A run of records
═══

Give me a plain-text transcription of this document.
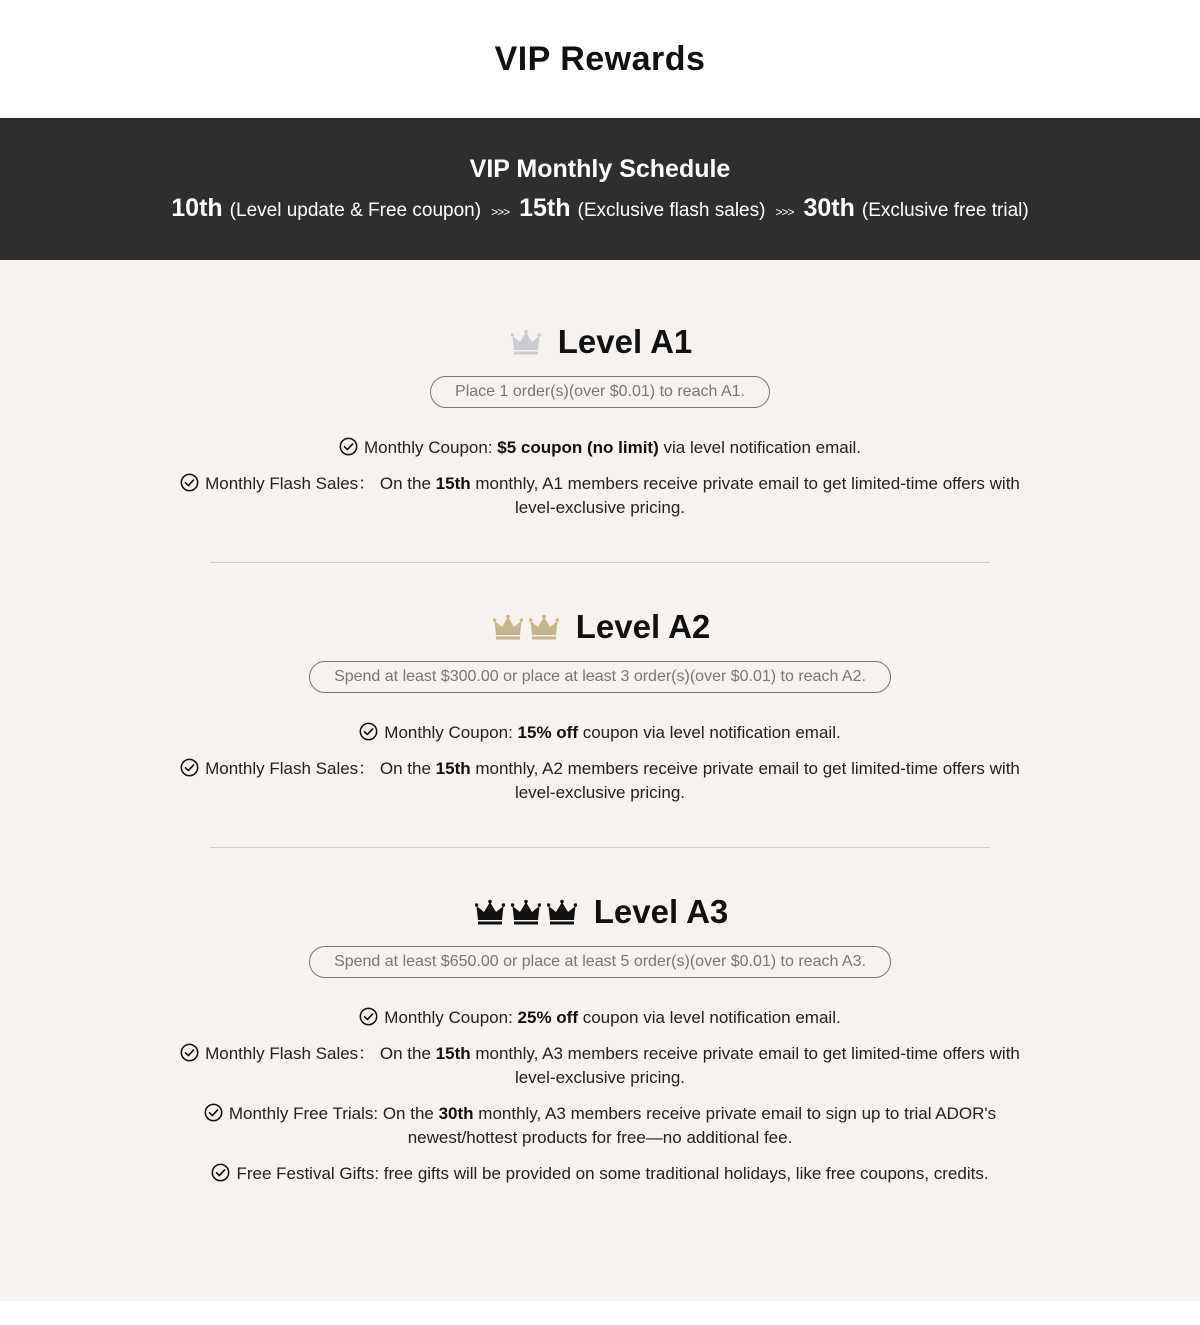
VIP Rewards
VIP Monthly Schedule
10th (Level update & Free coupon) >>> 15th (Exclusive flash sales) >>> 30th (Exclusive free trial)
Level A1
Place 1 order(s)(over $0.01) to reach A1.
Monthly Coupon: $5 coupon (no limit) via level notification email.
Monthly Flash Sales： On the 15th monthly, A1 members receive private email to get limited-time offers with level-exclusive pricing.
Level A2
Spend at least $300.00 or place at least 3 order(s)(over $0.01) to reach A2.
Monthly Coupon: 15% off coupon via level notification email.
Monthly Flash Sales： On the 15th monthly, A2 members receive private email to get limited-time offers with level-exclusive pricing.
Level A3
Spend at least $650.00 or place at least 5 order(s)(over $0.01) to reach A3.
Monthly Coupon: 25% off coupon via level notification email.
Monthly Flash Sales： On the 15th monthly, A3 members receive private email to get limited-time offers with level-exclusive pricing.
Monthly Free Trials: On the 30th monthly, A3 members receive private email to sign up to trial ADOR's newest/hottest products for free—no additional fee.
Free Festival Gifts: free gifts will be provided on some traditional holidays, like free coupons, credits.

═══

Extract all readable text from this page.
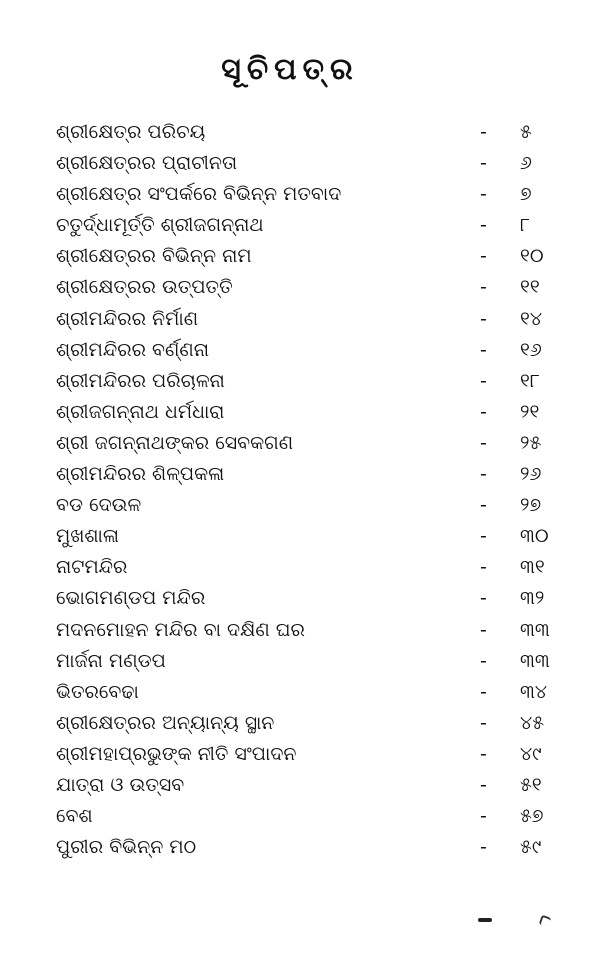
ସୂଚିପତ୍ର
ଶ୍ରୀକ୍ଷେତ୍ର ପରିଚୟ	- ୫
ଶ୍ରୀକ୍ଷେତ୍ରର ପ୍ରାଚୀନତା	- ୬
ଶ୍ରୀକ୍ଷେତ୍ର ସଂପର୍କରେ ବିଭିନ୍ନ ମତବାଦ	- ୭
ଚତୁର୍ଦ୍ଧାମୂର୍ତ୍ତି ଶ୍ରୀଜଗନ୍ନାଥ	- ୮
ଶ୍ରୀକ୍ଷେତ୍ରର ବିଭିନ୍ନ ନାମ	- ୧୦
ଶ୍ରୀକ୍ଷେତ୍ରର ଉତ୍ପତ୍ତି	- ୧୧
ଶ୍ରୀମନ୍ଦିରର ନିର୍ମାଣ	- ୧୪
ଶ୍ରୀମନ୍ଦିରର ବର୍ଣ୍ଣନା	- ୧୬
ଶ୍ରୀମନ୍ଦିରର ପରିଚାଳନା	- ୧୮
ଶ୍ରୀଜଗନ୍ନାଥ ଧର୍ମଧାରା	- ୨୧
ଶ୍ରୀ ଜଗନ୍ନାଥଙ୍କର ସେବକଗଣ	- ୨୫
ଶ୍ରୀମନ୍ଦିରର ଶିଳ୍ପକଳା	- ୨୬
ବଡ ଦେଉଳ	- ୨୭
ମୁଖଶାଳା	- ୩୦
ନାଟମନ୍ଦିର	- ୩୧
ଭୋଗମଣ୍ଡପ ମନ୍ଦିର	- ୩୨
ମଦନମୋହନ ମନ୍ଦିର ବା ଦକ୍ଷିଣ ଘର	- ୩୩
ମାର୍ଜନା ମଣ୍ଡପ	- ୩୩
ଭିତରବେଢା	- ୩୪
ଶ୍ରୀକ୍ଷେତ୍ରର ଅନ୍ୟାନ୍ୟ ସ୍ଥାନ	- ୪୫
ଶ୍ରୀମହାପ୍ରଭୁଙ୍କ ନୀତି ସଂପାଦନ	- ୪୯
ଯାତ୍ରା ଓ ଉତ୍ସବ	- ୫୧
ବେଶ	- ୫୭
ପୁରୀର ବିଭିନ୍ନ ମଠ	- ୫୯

═══

— Written task —
Using the listing above, return all lines where the word "free" occurs.

— Solution —
10th (Level update & Free coupon) >>> 15th (Exclusive flash sales) >>> 30th (Exclusive free trial)
Monthly Free Trials: On the 30th monthly, A3 members receive private email to sign up to trial ADOR's newest/hottest products for free—no additional fee.
Free Festival Gifts: free gifts will be provided on some traditional holidays, like free coupons, credits.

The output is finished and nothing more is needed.